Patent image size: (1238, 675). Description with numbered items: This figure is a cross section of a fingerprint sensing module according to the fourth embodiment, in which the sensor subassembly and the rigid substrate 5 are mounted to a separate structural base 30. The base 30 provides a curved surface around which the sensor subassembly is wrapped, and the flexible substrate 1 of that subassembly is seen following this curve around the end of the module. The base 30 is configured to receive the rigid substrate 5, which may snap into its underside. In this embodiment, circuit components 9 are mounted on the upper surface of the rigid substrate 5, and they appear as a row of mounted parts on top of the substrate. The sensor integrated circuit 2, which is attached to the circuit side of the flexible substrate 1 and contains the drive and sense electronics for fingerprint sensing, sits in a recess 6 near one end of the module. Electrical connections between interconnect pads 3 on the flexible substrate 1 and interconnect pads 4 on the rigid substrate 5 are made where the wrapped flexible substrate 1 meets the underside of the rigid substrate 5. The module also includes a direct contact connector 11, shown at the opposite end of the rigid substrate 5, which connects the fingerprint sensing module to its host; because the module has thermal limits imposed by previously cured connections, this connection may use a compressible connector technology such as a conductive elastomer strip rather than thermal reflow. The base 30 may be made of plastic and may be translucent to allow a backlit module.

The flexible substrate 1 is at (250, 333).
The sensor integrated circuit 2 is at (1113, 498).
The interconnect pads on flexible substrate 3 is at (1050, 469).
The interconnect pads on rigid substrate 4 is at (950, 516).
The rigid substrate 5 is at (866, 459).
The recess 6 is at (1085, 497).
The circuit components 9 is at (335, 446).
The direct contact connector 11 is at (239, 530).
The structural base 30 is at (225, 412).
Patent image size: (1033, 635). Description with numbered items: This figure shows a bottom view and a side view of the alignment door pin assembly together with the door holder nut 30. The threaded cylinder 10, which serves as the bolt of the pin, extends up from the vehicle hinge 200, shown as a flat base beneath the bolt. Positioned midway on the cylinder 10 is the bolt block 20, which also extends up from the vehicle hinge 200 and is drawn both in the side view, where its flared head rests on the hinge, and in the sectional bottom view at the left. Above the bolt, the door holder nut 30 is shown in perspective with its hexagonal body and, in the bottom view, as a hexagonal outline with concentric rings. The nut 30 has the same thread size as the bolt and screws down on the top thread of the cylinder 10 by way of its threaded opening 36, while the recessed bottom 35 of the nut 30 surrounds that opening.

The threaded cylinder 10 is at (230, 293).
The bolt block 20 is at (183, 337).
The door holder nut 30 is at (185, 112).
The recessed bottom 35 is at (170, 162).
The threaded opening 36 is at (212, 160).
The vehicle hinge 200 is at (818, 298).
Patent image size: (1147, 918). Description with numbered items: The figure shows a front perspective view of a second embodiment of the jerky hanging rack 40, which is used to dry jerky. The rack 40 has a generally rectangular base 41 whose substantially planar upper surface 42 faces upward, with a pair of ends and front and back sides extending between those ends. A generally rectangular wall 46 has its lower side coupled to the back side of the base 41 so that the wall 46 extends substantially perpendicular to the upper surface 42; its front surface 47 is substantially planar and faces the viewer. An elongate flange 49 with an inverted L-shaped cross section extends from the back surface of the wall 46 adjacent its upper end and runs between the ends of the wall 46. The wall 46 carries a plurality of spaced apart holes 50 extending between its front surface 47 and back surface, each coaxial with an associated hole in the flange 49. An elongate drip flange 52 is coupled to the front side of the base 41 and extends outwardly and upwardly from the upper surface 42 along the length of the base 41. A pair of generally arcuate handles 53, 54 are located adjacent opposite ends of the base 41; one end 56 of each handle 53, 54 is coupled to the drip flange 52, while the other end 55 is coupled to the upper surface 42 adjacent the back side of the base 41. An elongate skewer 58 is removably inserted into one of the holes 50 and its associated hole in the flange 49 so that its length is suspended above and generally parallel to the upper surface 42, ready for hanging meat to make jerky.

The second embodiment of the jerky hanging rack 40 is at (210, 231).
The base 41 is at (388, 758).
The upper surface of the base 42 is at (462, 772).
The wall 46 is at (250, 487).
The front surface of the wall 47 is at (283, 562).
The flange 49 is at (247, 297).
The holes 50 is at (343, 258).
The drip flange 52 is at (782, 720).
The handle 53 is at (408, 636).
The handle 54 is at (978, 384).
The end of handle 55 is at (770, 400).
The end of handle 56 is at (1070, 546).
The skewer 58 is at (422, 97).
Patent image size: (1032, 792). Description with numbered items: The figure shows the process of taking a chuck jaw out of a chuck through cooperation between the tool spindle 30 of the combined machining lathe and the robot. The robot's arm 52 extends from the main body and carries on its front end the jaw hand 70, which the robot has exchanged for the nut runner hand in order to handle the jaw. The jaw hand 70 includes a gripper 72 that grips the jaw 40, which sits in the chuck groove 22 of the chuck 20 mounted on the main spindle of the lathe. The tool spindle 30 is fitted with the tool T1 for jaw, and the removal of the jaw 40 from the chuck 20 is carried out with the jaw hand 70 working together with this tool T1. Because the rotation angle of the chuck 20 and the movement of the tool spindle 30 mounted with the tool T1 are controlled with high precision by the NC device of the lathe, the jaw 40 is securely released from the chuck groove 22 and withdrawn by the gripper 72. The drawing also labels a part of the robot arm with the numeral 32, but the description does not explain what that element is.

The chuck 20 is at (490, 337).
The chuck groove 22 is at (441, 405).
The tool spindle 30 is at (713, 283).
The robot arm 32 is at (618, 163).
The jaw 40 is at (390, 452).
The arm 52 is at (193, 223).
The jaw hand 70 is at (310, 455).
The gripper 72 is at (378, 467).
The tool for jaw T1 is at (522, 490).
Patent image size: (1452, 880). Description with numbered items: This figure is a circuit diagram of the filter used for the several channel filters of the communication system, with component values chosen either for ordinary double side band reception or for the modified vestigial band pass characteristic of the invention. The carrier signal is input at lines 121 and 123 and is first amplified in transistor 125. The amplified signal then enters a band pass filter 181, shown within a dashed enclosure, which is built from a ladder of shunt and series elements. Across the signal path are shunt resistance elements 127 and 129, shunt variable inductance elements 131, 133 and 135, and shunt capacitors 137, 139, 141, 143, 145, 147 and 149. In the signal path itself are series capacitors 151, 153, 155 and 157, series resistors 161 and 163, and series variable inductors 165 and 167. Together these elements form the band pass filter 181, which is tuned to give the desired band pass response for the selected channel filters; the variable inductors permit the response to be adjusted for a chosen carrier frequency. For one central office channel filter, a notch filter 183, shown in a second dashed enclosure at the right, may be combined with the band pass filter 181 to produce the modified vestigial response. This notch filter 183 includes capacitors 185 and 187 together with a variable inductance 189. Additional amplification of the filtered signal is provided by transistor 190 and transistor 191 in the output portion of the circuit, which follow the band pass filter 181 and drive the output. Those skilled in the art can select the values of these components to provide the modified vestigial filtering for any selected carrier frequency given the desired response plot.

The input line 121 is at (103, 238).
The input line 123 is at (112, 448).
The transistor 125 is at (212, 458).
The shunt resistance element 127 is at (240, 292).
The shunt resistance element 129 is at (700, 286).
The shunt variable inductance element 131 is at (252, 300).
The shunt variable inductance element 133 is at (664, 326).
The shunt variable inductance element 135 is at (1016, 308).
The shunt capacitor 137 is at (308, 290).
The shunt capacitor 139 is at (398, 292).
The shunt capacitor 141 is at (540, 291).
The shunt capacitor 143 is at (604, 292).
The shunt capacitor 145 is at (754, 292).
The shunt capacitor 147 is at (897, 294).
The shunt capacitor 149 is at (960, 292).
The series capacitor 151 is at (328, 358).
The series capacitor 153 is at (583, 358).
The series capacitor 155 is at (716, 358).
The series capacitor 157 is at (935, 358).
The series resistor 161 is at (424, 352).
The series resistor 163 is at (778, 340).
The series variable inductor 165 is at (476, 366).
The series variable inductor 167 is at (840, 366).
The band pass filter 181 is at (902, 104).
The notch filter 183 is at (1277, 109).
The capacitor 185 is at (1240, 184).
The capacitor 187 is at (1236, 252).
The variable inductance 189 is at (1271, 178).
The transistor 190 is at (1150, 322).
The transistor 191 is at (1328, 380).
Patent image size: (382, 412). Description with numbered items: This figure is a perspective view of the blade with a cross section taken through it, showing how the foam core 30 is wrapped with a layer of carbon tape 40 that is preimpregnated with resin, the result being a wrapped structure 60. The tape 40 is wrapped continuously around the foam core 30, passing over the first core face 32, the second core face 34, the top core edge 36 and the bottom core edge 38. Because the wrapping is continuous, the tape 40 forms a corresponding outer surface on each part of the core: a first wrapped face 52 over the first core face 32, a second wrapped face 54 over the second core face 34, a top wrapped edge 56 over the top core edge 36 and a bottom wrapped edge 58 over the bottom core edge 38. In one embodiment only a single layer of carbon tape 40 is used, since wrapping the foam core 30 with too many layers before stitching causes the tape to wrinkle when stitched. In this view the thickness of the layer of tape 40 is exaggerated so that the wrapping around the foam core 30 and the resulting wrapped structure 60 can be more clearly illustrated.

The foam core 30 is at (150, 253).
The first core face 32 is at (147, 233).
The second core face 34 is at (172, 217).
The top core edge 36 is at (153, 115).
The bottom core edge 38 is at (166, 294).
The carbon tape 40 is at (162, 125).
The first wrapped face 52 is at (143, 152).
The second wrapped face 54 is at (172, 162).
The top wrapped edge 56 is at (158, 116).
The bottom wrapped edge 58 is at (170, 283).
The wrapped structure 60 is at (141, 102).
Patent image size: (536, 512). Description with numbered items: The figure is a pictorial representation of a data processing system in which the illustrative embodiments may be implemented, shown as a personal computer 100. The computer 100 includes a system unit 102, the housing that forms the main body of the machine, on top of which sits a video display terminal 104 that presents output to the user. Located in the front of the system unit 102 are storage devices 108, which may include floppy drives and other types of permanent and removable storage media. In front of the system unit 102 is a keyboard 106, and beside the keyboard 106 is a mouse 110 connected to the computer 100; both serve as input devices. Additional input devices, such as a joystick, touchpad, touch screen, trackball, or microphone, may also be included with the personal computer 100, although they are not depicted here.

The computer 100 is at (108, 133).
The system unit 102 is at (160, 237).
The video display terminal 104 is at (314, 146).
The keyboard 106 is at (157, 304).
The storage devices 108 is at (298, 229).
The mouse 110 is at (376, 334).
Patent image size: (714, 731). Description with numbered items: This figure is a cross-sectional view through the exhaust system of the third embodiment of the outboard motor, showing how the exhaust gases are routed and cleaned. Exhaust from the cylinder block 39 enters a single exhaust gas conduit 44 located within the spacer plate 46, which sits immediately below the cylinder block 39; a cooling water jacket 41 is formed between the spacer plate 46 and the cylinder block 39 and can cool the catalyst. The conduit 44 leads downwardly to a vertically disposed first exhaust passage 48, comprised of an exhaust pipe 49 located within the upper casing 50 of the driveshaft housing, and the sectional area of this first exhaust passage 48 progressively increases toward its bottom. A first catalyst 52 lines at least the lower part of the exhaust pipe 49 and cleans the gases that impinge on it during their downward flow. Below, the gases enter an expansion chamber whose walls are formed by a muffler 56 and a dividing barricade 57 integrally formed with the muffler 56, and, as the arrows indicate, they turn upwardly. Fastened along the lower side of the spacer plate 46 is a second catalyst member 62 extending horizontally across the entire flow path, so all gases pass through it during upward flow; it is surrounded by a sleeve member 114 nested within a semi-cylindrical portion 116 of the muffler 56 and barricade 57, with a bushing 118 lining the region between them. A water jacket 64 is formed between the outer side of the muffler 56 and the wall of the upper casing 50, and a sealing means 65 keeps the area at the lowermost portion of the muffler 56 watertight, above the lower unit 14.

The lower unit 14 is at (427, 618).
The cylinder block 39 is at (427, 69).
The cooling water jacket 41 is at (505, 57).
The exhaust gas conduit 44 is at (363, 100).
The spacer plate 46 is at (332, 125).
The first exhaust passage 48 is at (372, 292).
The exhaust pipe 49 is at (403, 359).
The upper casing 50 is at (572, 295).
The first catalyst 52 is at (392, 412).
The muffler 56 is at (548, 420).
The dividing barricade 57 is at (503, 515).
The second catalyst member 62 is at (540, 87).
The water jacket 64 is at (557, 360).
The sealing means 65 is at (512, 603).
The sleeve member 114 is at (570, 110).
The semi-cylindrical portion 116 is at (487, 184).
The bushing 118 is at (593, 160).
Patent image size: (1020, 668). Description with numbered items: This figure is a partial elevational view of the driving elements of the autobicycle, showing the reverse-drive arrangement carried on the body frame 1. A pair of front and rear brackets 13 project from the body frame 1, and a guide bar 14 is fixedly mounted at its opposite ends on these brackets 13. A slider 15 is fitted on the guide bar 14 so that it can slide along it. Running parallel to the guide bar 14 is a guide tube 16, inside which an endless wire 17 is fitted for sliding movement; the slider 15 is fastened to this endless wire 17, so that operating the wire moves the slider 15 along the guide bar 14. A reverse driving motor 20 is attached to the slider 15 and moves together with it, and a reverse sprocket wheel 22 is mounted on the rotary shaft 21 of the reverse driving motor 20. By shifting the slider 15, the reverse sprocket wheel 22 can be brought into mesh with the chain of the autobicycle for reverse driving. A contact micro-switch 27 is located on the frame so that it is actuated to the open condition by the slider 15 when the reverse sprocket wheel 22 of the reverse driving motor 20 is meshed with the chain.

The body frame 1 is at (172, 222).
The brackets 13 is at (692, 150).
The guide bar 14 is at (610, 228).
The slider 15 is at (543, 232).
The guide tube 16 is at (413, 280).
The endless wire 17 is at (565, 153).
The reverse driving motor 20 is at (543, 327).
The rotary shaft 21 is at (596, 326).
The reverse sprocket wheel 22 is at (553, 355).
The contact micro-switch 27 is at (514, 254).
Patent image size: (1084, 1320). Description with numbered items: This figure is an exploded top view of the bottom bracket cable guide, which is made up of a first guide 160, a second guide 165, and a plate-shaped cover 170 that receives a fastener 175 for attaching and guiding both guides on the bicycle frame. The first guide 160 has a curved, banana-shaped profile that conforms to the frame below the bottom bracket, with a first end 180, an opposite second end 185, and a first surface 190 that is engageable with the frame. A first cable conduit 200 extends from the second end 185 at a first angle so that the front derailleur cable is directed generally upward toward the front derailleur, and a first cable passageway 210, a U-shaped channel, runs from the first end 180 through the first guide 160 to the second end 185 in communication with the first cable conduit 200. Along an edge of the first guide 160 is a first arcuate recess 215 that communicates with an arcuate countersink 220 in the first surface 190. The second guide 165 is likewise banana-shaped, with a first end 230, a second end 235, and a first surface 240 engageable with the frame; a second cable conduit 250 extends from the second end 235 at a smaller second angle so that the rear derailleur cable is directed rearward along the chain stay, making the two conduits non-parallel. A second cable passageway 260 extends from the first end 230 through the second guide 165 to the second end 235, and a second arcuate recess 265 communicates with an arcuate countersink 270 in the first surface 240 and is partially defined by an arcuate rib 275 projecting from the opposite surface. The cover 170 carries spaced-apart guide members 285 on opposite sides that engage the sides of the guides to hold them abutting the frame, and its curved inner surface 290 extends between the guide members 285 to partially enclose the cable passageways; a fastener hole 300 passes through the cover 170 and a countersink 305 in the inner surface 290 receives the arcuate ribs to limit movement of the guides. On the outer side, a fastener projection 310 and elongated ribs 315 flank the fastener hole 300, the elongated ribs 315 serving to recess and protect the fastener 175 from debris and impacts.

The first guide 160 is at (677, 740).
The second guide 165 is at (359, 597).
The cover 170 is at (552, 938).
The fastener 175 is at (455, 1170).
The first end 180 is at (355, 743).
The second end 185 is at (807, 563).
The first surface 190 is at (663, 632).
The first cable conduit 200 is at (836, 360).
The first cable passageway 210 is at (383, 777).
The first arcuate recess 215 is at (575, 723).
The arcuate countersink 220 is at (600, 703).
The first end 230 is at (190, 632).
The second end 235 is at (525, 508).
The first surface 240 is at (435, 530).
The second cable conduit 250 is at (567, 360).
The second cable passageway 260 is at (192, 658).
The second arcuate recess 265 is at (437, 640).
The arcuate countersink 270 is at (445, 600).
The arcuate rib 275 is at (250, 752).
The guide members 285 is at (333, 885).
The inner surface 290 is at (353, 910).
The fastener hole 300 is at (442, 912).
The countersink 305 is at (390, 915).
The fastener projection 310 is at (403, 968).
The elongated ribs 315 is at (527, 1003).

Your goal: Extract each line from the rows above that contains the string "slider". The match is case-sensitive.

Task answer:
Patent image size: (1020, 668). Description with numbered items: This figure is a partial elevational view of the driving elements of the autobicycle, showing the reverse-drive arrangement carried on the body frame 1. A pair of front and rear brackets 13 project from the body frame 1, and a guide bar 14 is fixedly mounted at its opposite ends on these brackets 13. A slider 15 is fitted on the guide bar 14 so that it can slide along it. Running parallel to the guide bar 14 is a guide tube 16, inside which an endless wire 17 is fitted for sliding movement; the slider 15 is fastened to this endless wire 17, so that operating the wire moves the slider 15 along the guide bar 14. A reverse driving motor 20 is attached to the slider 15 and moves together with it, and a reverse sprocket wheel 22 is mounted on the rotary shaft 21 of the reverse driving motor 20. By shifting the slider 15, the reverse sprocket wheel 22 can be brought into mesh with the chain of the autobicycle for reverse driving. A contact micro-switch 27 is located on the frame so that it is actuated to the open condition by the slider 15 when the reverse sprocket wheel 22 of the reverse driving motor 20 is meshed with the chain.
The slider 15 is at (543, 232).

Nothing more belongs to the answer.